··· Raw data

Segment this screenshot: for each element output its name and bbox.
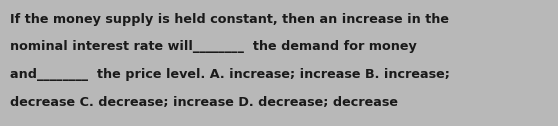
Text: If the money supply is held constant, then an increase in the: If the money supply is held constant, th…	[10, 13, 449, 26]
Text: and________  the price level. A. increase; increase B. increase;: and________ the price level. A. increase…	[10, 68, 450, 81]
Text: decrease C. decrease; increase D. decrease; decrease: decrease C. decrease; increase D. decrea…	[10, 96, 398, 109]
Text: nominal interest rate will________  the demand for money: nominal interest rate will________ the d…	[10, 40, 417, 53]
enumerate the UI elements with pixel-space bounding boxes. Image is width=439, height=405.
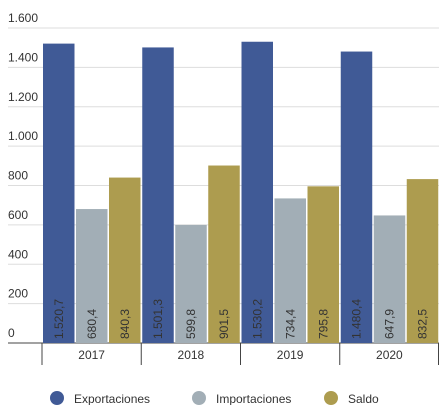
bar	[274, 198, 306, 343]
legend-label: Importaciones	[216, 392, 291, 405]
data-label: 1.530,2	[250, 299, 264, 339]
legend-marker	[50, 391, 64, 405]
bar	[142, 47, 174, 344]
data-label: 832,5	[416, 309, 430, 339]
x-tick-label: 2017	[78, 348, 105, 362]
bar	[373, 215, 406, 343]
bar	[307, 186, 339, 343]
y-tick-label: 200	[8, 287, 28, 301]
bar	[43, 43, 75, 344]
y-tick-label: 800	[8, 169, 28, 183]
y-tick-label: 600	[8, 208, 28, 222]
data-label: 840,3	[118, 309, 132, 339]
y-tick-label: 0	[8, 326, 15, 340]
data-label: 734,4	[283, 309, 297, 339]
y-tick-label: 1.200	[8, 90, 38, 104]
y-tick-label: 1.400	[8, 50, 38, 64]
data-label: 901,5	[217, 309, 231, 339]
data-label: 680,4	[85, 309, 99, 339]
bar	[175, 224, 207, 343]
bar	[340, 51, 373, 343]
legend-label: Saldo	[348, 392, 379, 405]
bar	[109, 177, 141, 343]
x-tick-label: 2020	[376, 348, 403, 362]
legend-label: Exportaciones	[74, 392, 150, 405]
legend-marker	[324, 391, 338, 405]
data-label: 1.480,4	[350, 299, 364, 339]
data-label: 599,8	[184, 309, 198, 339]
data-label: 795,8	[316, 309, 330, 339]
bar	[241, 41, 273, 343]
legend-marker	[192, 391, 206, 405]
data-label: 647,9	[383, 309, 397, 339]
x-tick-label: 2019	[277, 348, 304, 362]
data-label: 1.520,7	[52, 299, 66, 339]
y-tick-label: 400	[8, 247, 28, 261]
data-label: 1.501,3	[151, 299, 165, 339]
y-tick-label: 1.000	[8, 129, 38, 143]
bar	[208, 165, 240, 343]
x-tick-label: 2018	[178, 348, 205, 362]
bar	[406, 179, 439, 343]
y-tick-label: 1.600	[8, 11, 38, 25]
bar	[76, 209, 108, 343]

······

• What you have to do
Reproduce all of the data above with every occurrence of "legend-label" replaced by "legend-text", leaving everything else unchanged and omitting the pictures.

• Full answer
Segment this screenshot: for each element output its name and bbox.
Text: If the money supply is held constant, then an increase in the: If the money supply is held constant, th…	[10, 13, 449, 26]
Text: and________  the price level. A. increase; increase B. increase;: and________ the price level. A. increase…	[10, 68, 450, 81]
Text: decrease C. decrease; increase D. decrease; decrease: decrease C. decrease; increase D. decrea…	[10, 96, 398, 109]
Text: nominal interest rate will________  the demand for money: nominal interest rate will________ the d…	[10, 40, 417, 53]
enumerate the UI elements with pixel-space bounding boxes. Image is width=439, height=405.
bar	[274, 198, 306, 343]
legend-text: Importaciones	[216, 392, 291, 405]
data-label: 1.530,2	[250, 299, 264, 339]
legend-marker	[50, 391, 64, 405]
bar	[142, 47, 174, 344]
data-label: 832,5	[416, 309, 430, 339]
x-tick-label: 2017	[78, 348, 105, 362]
bar	[373, 215, 406, 343]
bar	[307, 186, 339, 343]
y-tick-label: 200	[8, 287, 28, 301]
bar	[43, 43, 75, 344]
y-tick-label: 800	[8, 169, 28, 183]
y-tick-label: 600	[8, 208, 28, 222]
data-label: 840,3	[118, 309, 132, 339]
y-tick-label: 0	[8, 326, 15, 340]
data-label: 734,4	[283, 309, 297, 339]
y-tick-label: 1.200	[8, 90, 38, 104]
y-tick-label: 1.400	[8, 50, 38, 64]
data-label: 901,5	[217, 309, 231, 339]
data-label: 680,4	[85, 309, 99, 339]
bar	[175, 224, 207, 343]
bar	[340, 51, 373, 343]
legend-text: Saldo	[348, 392, 379, 405]
bar	[109, 177, 141, 343]
x-tick-label: 2020	[376, 348, 403, 362]
legend-text: Exportaciones	[74, 392, 150, 405]
legend-marker	[324, 391, 338, 405]
data-label: 1.480,4	[350, 299, 364, 339]
data-label: 599,8	[184, 309, 198, 339]
data-label: 795,8	[316, 309, 330, 339]
bar	[241, 41, 273, 343]
legend-marker	[192, 391, 206, 405]
data-label: 647,9	[383, 309, 397, 339]
x-tick-label: 2019	[277, 348, 304, 362]
data-label: 1.520,7	[52, 299, 66, 339]
y-tick-label: 400	[8, 247, 28, 261]
data-label: 1.501,3	[151, 299, 165, 339]
y-tick-label: 1.000	[8, 129, 38, 143]
bar	[208, 165, 240, 343]
x-tick-label: 2018	[178, 348, 205, 362]
bar	[406, 179, 439, 343]
y-tick-label: 1.600	[8, 11, 38, 25]
bar	[76, 209, 108, 343]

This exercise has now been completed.